Reproduce the data below line for line, without changing anything, and leave out the pictures.

### RECORDS FOR THIS TASK ###

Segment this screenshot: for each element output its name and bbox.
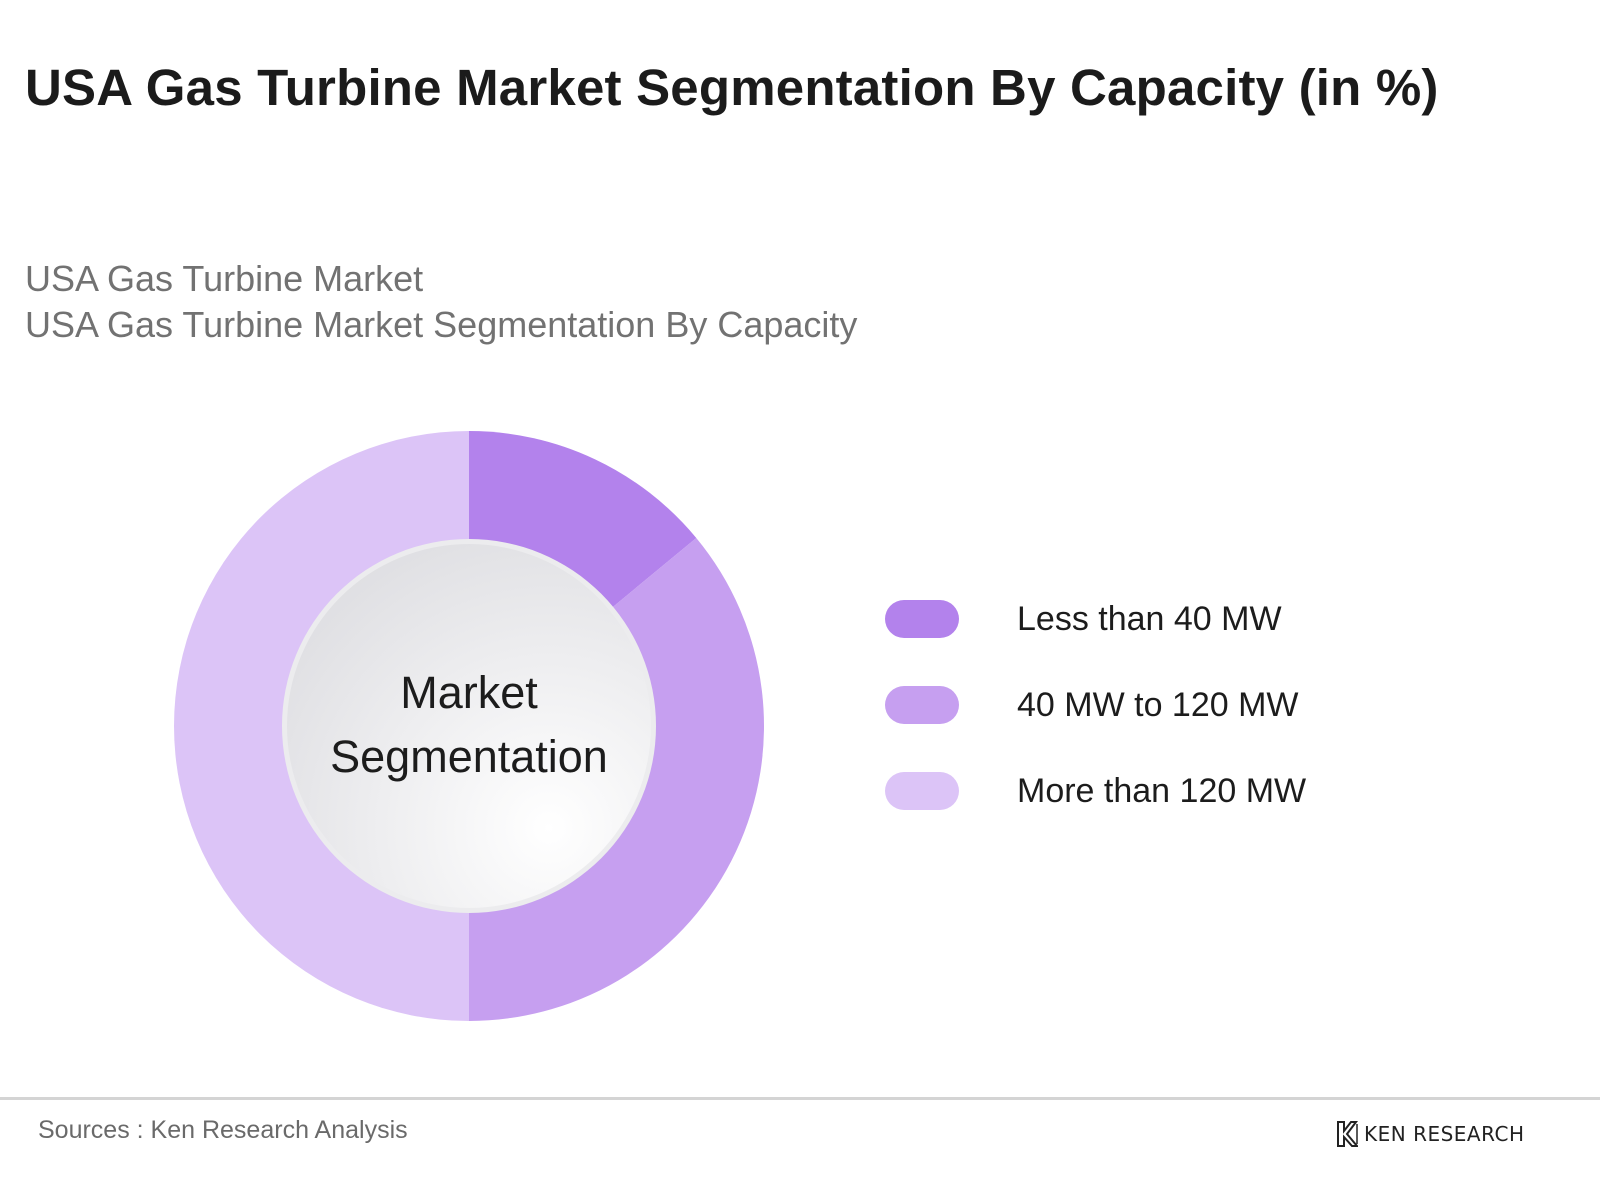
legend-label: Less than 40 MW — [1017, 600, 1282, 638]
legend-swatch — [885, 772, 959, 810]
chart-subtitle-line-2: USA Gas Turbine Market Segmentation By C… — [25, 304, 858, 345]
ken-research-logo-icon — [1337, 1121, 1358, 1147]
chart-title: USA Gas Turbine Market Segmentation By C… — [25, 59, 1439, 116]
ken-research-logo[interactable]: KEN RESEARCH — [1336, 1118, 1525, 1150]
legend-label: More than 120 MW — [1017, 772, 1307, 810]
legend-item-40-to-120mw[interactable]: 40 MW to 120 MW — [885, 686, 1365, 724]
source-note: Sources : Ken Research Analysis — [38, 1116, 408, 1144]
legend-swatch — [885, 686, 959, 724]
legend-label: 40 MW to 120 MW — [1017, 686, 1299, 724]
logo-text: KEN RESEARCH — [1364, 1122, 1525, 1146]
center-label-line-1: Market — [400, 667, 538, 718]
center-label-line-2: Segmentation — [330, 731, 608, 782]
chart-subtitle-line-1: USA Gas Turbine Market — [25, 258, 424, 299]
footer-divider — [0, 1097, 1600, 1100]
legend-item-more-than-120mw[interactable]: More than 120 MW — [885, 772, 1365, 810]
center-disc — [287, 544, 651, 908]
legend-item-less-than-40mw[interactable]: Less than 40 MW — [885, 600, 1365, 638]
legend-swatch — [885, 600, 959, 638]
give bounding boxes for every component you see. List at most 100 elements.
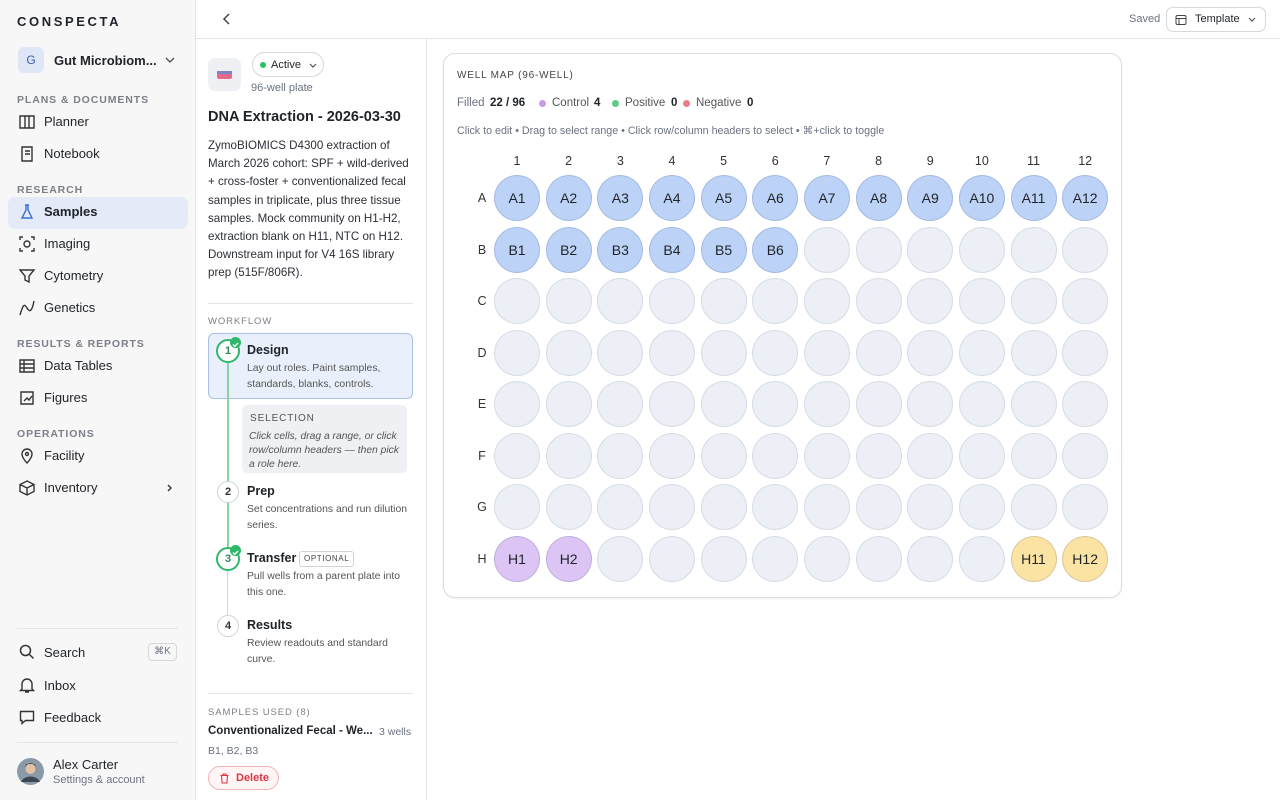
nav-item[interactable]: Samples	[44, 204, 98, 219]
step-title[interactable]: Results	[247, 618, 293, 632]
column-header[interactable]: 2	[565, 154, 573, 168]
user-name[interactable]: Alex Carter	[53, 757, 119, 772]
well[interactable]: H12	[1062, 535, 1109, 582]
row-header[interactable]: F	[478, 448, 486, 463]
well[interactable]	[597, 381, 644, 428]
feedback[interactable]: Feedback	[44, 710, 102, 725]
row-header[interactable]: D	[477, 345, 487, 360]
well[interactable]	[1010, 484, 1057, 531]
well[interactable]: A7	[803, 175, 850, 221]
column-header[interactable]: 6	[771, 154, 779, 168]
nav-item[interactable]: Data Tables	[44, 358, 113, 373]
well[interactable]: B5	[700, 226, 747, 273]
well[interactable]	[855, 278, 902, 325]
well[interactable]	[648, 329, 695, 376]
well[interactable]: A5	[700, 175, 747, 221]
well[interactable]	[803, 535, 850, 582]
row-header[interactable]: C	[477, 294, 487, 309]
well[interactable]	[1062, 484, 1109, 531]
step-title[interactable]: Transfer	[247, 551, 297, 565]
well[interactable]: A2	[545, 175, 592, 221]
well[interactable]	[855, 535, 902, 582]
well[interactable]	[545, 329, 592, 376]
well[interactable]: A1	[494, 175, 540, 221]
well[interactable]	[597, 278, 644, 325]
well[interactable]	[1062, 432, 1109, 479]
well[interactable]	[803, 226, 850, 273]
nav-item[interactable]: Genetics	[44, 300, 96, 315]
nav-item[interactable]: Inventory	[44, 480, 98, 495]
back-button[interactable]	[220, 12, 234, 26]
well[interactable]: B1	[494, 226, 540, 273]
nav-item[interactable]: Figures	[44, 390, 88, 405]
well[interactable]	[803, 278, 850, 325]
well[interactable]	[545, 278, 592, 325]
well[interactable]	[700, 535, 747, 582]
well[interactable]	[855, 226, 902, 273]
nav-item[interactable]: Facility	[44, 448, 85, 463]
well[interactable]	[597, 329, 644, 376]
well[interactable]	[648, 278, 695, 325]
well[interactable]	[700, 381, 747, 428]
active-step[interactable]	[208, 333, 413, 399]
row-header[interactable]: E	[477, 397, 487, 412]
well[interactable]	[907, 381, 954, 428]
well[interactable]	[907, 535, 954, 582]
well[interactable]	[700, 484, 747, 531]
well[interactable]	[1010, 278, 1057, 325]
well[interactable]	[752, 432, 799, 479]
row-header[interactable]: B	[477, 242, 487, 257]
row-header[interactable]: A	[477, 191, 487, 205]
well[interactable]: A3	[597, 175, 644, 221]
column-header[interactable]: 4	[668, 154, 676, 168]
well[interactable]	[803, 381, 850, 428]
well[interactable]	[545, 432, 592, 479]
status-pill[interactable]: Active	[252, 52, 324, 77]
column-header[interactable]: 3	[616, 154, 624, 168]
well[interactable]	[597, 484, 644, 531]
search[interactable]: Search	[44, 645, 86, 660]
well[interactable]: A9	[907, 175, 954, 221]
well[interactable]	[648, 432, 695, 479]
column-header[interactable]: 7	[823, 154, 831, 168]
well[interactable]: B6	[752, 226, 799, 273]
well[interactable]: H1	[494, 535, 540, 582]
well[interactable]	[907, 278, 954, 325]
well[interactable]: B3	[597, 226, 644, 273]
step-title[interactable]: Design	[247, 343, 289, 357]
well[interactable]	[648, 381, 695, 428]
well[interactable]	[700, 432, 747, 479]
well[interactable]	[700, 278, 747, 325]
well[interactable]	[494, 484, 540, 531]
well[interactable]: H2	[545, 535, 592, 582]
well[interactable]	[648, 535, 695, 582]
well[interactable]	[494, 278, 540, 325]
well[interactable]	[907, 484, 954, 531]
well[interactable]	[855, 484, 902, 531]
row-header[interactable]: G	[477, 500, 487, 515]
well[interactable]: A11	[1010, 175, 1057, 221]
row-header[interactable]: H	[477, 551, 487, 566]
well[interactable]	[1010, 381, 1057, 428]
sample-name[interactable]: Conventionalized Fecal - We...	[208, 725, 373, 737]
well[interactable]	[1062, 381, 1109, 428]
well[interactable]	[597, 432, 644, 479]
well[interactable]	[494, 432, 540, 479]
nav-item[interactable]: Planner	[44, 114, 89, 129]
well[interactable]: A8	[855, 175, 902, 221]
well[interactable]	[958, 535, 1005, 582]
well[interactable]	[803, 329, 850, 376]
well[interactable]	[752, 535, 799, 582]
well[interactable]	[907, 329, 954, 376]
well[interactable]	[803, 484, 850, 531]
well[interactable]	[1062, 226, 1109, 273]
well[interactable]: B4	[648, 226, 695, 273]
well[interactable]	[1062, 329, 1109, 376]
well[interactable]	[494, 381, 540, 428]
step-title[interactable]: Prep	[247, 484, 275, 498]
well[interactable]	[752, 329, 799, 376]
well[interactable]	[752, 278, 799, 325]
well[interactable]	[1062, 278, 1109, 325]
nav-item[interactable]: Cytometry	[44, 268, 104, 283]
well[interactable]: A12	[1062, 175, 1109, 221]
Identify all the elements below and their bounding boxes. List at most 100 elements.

###

* RESPONSE BELOW:
Segment this screenshot: for each element output its name and bbox.
legend-label: Less than 40 MW — [1017, 600, 1282, 638]
legend-swatch — [885, 772, 959, 810]
chart-subtitle-line-2: USA Gas Turbine Market Segmentation By C… — [25, 304, 858, 345]
ken-research-logo-icon — [1337, 1121, 1358, 1147]
chart-title: USA Gas Turbine Market Segmentation By C… — [25, 59, 1439, 116]
ken-research-logo[interactable]: KEN RESEARCH — [1336, 1118, 1525, 1150]
legend-label: More than 120 MW — [1017, 772, 1307, 810]
legend-item-40-to-120mw[interactable]: 40 MW to 120 MW — [885, 686, 1365, 724]
source-note: Sources : Ken Research Analysis — [38, 1116, 408, 1144]
legend-swatch — [885, 686, 959, 724]
legend-label: 40 MW to 120 MW — [1017, 686, 1299, 724]
logo-text: KEN RESEARCH — [1364, 1122, 1525, 1146]
center-label-line-1: Market — [400, 667, 538, 718]
center-label-line-2: Segmentation — [330, 731, 608, 782]
chart-subtitle-line-1: USA Gas Turbine Market — [25, 258, 424, 299]
footer-divider — [0, 1097, 1600, 1100]
legend-item-more-than-120mw[interactable]: More than 120 MW — [885, 772, 1365, 810]
center-disc — [287, 544, 651, 908]
legend-item-less-than-40mw[interactable]: Less than 40 MW — [885, 600, 1365, 638]
legend-swatch — [885, 600, 959, 638]
give bounding boxes for every component you see. List at most 100 elements.
nav-item[interactable]: Samples	[44, 204, 98, 219]
step-title[interactable]: Results	[247, 618, 293, 632]
column-header[interactable]: 2	[565, 154, 573, 168]
user-name[interactable]: Alex Carter	[53, 757, 119, 772]
well[interactable]: H12	[1062, 535, 1109, 582]
row-header[interactable]: F	[478, 448, 486, 463]
well[interactable]	[597, 381, 644, 428]
feedback[interactable]: Feedback	[44, 710, 102, 725]
row-header[interactable]: D	[477, 345, 487, 360]
well[interactable]	[1010, 484, 1057, 531]
well[interactable]: A7	[803, 175, 850, 221]
column-header[interactable]: 6	[771, 154, 779, 168]
nav-item[interactable]: Data Tables	[44, 358, 113, 373]
well[interactable]: B5	[700, 226, 747, 273]
well[interactable]	[855, 278, 902, 325]
well[interactable]	[648, 329, 695, 376]
well[interactable]: A5	[700, 175, 747, 221]
well[interactable]	[803, 535, 850, 582]
row-header[interactable]: C	[477, 294, 487, 309]
well[interactable]	[1062, 484, 1109, 531]
step-title[interactable]: Transfer	[247, 551, 297, 565]
well[interactable]: A2	[545, 175, 592, 221]
well[interactable]	[855, 535, 902, 582]
well[interactable]	[545, 329, 592, 376]
well[interactable]: A1	[494, 175, 540, 221]
well[interactable]	[597, 278, 644, 325]
well[interactable]	[1062, 432, 1109, 479]
well[interactable]	[803, 226, 850, 273]
nav-item[interactable]: Genetics	[44, 300, 96, 315]
nav-item[interactable]: Inventory	[44, 480, 98, 495]
back-button[interactable]	[220, 12, 234, 26]
well[interactable]: B1	[494, 226, 540, 273]
nav-item[interactable]: Figures	[44, 390, 88, 405]
well[interactable]	[803, 278, 850, 325]
well[interactable]	[545, 278, 592, 325]
well[interactable]	[700, 535, 747, 582]
well[interactable]	[855, 226, 902, 273]
nav-item[interactable]: Facility	[44, 448, 85, 463]
well[interactable]	[597, 329, 644, 376]
well[interactable]	[648, 278, 695, 325]
well[interactable]	[700, 381, 747, 428]
active-step[interactable]	[208, 333, 413, 399]
row-header[interactable]: E	[477, 397, 487, 412]
well[interactable]	[907, 381, 954, 428]
well[interactable]	[907, 535, 954, 582]
well[interactable]	[700, 484, 747, 531]
well[interactable]	[1010, 278, 1057, 325]
well[interactable]	[752, 432, 799, 479]
row-header[interactable]: B	[477, 242, 487, 257]
row-header[interactable]: A	[477, 191, 487, 205]
well[interactable]: A3	[597, 175, 644, 221]
column-header[interactable]: 4	[668, 154, 676, 168]
well[interactable]	[803, 381, 850, 428]
well[interactable]	[545, 432, 592, 479]
status-pill[interactable]: Active	[252, 52, 324, 77]
column-header[interactable]: 3	[616, 154, 624, 168]
well[interactable]	[597, 484, 644, 531]
search[interactable]: Search	[44, 645, 86, 660]
well[interactable]: A9	[907, 175, 954, 221]
well[interactable]	[648, 432, 695, 479]
column-header[interactable]: 7	[823, 154, 831, 168]
well[interactable]: B6	[752, 226, 799, 273]
well[interactable]: H1	[494, 535, 540, 582]
well[interactable]	[907, 278, 954, 325]
well[interactable]: B3	[597, 226, 644, 273]
step-title[interactable]: Design	[247, 343, 289, 357]
well[interactable]	[648, 381, 695, 428]
well[interactable]	[700, 432, 747, 479]
well[interactable]	[700, 278, 747, 325]
well[interactable]	[494, 484, 540, 531]
well[interactable]: H2	[545, 535, 592, 582]
well[interactable]	[648, 535, 695, 582]
well[interactable]	[494, 278, 540, 325]
well[interactable]	[907, 484, 954, 531]
well[interactable]	[855, 484, 902, 531]
row-header[interactable]: G	[477, 500, 487, 515]
well[interactable]: A11	[1010, 175, 1057, 221]
row-header[interactable]: H	[477, 551, 487, 566]
well[interactable]	[1010, 381, 1057, 428]
sample-name[interactable]: Conventionalized Fecal - We...	[208, 725, 373, 737]
well[interactable]	[1062, 381, 1109, 428]
well[interactable]	[597, 432, 644, 479]
well[interactable]	[494, 432, 540, 479]
nav-item[interactable]: Planner	[44, 114, 89, 129]
well[interactable]: A8	[855, 175, 902, 221]
well[interactable]	[958, 535, 1005, 582]
well[interactable]	[803, 329, 850, 376]
well[interactable]	[752, 535, 799, 582]
well[interactable]	[907, 329, 954, 376]
well[interactable]	[803, 484, 850, 531]
well[interactable]	[1062, 226, 1109, 273]
well[interactable]: B4	[648, 226, 695, 273]
well[interactable]	[1062, 329, 1109, 376]
well[interactable]	[494, 381, 540, 428]
step-title[interactable]: Prep	[247, 484, 275, 498]
well[interactable]	[752, 329, 799, 376]
well[interactable]	[752, 278, 799, 325]
well[interactable]	[1062, 278, 1109, 325]
nav-item[interactable]: Cytometry	[44, 268, 104, 283]
well[interactable]: A12	[1062, 175, 1109, 221]
Identify all the elements below and their bounding boxes. List at most 100 elements.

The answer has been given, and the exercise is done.